### Problem details
Check each line of the records for "bacon"; collect those that have it.

### Data shown

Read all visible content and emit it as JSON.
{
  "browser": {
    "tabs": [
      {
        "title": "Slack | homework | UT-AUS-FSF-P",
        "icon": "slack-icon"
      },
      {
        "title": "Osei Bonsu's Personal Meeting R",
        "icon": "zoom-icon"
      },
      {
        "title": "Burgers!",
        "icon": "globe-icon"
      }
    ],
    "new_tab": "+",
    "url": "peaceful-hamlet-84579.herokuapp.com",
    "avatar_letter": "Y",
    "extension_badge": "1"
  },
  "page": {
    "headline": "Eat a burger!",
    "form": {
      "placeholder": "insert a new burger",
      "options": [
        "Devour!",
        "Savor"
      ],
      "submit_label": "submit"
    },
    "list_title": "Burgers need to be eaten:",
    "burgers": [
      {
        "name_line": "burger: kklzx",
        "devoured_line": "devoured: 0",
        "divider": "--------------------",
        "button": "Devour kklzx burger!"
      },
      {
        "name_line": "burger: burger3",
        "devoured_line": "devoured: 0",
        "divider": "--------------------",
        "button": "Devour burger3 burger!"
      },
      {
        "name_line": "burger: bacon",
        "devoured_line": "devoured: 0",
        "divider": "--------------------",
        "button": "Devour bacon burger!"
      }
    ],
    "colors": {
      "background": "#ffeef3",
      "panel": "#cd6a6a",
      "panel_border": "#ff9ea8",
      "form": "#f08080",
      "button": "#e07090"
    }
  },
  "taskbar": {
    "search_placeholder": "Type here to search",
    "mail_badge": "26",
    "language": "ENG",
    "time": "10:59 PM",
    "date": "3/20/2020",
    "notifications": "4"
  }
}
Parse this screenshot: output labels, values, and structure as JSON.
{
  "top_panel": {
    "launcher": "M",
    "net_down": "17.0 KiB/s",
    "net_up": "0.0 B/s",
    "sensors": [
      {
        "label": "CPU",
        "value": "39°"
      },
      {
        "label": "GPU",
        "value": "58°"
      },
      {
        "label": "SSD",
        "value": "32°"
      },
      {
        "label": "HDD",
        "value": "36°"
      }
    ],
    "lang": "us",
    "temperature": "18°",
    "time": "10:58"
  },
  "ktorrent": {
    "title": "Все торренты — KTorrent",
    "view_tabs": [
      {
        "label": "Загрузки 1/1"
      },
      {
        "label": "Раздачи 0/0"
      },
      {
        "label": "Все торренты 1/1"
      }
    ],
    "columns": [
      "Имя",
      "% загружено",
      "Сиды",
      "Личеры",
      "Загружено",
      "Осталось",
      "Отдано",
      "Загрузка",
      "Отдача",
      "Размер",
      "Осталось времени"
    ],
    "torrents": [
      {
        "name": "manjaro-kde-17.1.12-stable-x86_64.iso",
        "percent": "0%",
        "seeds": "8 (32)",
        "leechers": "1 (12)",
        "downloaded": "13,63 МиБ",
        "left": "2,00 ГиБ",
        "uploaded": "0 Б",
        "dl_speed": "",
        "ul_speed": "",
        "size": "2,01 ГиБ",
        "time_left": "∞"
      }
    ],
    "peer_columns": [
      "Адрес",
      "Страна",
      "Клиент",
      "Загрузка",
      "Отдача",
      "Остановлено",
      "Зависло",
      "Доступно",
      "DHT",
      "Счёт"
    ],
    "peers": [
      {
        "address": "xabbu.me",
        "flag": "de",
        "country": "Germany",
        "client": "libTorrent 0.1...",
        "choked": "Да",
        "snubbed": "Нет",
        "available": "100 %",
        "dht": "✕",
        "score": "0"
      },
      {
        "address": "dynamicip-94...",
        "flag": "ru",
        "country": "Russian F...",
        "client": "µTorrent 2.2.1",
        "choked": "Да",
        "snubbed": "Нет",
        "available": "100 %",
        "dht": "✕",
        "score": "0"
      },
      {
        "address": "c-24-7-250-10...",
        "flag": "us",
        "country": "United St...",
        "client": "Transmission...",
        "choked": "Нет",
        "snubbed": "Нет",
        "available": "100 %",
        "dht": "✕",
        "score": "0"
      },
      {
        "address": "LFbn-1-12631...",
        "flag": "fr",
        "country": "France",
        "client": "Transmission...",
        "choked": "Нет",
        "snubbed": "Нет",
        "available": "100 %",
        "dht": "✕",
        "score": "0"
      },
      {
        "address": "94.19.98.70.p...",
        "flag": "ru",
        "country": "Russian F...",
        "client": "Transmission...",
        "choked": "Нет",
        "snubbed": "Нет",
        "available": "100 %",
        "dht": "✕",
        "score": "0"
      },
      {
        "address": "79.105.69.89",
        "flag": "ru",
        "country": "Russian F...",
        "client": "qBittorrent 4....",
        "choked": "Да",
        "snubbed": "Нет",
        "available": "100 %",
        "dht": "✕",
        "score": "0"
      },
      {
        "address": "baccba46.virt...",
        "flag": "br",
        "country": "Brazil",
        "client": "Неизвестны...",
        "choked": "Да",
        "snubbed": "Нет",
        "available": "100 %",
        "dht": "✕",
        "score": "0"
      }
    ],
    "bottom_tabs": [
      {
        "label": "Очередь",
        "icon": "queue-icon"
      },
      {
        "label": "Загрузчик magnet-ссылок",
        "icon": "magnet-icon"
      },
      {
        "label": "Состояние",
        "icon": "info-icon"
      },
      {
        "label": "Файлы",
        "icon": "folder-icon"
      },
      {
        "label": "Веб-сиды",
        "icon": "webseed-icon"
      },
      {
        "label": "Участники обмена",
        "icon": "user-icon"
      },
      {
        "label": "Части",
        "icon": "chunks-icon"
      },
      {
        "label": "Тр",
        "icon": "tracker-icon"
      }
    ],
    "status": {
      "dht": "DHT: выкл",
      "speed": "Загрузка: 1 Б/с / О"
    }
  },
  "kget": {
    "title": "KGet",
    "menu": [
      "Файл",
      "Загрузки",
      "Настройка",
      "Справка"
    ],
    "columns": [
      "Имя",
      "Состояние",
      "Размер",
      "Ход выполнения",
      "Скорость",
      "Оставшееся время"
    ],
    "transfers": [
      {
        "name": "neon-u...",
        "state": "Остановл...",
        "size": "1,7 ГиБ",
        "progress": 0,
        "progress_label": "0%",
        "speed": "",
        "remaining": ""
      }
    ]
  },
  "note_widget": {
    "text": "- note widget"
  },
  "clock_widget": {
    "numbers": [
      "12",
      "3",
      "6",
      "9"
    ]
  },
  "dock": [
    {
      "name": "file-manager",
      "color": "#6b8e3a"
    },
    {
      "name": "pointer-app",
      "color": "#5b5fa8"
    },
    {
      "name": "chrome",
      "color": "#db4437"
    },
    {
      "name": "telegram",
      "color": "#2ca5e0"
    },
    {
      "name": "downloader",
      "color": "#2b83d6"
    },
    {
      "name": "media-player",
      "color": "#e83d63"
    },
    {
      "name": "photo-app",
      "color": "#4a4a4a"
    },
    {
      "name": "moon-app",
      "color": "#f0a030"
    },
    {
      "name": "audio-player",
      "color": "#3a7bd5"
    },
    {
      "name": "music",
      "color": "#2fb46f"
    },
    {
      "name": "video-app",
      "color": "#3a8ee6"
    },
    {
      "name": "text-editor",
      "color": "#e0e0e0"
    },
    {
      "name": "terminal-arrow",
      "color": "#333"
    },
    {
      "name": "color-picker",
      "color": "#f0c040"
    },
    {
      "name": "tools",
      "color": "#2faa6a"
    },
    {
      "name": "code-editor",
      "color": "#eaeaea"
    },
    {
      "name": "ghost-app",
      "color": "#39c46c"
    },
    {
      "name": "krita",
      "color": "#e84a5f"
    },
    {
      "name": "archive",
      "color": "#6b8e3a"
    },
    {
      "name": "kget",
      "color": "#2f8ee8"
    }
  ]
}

### Written response
        "name_line": "burger: bacon",
        "button": "Devour bacon burger!"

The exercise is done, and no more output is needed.